■ Challenge ■
Report all lines holding "between".

--

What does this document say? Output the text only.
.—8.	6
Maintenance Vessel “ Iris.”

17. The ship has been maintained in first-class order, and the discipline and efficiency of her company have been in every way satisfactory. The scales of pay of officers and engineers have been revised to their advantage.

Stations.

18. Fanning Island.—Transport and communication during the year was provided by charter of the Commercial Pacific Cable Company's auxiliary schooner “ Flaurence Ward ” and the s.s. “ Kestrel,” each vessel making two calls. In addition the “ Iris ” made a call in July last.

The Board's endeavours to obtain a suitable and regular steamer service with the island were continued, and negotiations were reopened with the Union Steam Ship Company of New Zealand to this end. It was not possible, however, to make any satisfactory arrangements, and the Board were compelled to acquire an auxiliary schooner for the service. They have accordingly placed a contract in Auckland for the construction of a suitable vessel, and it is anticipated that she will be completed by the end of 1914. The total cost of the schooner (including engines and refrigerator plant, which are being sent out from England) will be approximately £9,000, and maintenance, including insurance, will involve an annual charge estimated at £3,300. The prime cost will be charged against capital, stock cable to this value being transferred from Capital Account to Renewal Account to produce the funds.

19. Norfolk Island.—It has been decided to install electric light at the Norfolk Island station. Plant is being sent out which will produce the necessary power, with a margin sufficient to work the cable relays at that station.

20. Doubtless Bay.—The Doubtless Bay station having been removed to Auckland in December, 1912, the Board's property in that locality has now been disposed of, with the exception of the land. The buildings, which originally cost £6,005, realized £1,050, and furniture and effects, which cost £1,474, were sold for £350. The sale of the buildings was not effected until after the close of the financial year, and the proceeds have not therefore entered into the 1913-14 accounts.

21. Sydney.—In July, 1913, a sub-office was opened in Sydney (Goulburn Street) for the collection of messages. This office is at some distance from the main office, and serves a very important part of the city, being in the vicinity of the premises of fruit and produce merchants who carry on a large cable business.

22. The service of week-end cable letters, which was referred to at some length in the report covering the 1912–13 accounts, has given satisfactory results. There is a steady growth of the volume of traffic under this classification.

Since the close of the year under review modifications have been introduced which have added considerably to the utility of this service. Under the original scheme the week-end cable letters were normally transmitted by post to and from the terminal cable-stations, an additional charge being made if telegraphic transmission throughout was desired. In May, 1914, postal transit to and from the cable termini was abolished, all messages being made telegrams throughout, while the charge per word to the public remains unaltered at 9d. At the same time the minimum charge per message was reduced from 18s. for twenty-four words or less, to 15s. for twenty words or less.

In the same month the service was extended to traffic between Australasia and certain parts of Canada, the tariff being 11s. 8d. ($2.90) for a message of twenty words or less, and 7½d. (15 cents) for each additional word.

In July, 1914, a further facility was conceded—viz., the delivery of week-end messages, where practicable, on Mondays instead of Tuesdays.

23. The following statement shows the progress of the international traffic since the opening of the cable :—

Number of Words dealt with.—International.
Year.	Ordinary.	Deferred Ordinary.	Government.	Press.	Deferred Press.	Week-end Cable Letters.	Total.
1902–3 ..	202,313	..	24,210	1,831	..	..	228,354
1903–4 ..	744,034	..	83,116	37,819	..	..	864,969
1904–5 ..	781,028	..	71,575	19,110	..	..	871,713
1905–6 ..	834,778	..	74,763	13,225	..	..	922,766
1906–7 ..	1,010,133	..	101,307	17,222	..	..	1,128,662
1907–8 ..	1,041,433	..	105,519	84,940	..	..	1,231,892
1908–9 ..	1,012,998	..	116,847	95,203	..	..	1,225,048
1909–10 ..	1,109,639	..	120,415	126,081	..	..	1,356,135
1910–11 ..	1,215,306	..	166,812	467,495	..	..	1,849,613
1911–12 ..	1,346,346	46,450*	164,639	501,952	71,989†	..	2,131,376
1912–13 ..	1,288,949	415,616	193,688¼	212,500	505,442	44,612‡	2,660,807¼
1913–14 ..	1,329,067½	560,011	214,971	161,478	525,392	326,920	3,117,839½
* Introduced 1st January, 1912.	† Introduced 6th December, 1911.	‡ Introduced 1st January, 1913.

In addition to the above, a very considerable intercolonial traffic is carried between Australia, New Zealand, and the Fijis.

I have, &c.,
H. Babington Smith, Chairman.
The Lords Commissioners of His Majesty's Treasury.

--

■ Response ■
In the same month the service was extended to traffic between Australasia and certain parts of Canada, the tariff being 11s. 8d. ($2.90) for a message of twenty words or less, and 7½d. (15 cents) for each additional word.
In addition to the above, a very considerable intercolonial traffic is carried between Australia, New Zealand, and the Fijis.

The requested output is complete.